What to work on: Check each line of the data below for the word "location", then extract the ones that have it.

+ + + +

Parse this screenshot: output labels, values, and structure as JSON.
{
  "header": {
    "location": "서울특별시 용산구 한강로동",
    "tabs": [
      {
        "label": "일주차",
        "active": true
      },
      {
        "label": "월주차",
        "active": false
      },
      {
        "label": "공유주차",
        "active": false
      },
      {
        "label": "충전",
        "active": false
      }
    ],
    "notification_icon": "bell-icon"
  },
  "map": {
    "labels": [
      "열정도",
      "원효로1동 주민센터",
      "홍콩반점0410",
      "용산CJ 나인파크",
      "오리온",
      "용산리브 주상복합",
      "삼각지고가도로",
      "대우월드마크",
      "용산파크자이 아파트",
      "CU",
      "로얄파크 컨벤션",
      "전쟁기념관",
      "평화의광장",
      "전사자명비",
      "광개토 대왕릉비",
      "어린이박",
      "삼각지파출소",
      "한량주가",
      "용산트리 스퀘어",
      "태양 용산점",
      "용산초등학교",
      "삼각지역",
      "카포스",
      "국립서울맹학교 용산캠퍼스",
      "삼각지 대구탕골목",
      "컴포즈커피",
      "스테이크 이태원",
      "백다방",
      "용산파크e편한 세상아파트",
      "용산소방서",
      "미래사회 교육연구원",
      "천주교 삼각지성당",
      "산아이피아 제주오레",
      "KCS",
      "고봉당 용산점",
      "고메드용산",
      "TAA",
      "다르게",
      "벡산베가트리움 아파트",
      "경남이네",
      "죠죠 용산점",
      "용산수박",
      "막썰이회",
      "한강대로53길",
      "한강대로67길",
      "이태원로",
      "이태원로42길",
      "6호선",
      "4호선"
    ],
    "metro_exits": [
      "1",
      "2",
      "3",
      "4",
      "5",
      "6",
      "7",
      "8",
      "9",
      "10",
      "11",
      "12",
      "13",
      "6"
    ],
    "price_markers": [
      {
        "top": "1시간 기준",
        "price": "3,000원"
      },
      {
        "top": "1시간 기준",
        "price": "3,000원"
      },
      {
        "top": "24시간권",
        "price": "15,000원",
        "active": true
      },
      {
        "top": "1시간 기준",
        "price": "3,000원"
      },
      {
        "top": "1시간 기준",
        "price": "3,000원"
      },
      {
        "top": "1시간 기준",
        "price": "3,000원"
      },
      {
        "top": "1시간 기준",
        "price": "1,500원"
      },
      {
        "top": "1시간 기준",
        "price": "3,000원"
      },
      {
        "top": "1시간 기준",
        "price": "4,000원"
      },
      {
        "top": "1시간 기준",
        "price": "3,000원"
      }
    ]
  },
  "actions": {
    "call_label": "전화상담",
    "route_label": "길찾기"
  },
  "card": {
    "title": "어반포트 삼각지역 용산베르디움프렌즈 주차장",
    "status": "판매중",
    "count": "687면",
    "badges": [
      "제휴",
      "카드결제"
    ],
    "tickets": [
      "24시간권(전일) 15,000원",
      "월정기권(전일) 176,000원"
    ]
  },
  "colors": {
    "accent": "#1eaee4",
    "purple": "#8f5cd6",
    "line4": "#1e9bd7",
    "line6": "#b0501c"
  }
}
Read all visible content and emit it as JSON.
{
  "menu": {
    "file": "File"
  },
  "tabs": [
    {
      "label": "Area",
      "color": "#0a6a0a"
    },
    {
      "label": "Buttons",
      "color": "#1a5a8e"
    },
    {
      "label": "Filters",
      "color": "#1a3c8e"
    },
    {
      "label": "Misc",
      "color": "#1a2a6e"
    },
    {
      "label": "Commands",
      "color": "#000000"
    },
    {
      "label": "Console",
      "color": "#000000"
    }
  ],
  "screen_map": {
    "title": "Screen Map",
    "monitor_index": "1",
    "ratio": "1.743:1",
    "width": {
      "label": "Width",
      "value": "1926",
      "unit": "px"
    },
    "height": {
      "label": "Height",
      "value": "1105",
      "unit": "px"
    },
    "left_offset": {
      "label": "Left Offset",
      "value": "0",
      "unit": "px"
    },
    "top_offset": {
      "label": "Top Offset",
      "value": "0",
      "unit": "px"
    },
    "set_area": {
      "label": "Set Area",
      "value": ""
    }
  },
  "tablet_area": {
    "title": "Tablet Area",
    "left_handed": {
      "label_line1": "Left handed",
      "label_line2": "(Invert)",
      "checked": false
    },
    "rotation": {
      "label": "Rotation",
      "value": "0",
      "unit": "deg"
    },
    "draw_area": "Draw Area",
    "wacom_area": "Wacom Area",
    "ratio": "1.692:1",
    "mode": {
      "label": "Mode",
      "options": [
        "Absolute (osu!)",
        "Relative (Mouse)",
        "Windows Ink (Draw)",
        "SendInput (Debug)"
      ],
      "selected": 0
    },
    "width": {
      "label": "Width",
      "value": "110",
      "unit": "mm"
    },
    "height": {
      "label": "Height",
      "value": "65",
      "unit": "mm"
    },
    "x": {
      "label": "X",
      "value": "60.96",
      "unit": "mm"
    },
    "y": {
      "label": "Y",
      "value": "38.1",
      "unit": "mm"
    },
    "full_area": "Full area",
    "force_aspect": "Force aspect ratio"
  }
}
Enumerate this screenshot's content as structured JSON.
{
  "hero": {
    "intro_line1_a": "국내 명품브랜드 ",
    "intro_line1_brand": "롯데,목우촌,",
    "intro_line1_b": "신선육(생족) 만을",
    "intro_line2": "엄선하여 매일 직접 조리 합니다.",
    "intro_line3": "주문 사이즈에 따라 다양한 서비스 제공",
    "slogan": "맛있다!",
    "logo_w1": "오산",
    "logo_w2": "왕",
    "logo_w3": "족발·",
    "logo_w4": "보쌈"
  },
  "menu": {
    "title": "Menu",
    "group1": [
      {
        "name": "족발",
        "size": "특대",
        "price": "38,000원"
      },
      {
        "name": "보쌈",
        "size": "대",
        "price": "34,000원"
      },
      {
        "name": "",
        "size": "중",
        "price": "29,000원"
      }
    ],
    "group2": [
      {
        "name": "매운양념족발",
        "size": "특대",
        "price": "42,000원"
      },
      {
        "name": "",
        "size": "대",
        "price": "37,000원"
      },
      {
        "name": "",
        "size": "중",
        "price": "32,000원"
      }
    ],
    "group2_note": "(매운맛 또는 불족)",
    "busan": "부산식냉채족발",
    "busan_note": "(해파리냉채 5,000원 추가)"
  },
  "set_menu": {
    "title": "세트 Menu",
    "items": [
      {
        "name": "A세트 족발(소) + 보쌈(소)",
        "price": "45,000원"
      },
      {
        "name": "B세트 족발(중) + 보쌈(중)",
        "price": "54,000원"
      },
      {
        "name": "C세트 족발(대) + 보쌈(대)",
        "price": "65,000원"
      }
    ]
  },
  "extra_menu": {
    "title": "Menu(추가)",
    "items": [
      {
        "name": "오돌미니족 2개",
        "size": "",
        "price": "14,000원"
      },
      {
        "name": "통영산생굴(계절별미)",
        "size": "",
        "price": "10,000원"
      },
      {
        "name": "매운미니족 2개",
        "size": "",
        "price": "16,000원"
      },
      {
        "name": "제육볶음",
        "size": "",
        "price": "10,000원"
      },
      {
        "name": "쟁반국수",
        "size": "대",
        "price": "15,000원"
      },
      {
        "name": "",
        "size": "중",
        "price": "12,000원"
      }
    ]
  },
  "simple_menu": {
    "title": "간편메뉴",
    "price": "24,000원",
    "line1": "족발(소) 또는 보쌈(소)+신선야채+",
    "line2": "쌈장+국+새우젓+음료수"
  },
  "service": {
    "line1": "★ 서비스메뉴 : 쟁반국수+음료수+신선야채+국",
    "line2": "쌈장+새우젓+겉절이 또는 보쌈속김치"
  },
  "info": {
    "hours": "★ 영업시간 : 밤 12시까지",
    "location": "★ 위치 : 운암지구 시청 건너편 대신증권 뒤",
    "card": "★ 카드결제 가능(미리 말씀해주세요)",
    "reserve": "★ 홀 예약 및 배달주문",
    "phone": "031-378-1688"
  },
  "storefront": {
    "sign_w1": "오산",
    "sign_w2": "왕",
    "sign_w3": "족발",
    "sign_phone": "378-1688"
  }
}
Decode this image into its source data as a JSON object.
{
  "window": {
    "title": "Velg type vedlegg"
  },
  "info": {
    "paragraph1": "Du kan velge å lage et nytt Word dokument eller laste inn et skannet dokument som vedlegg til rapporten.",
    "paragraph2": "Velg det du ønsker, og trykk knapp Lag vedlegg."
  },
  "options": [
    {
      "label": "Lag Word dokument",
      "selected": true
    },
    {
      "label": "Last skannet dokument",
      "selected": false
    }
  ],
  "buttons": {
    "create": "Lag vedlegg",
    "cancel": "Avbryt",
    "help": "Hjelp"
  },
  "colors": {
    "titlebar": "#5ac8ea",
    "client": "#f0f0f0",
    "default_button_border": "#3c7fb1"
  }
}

+ + + +

Exercise output:
    "location": "서울특별시 용산구 한강로동",
    "location": "★ 위치 : 운암지구 시청 건너편 대신증권 뒤",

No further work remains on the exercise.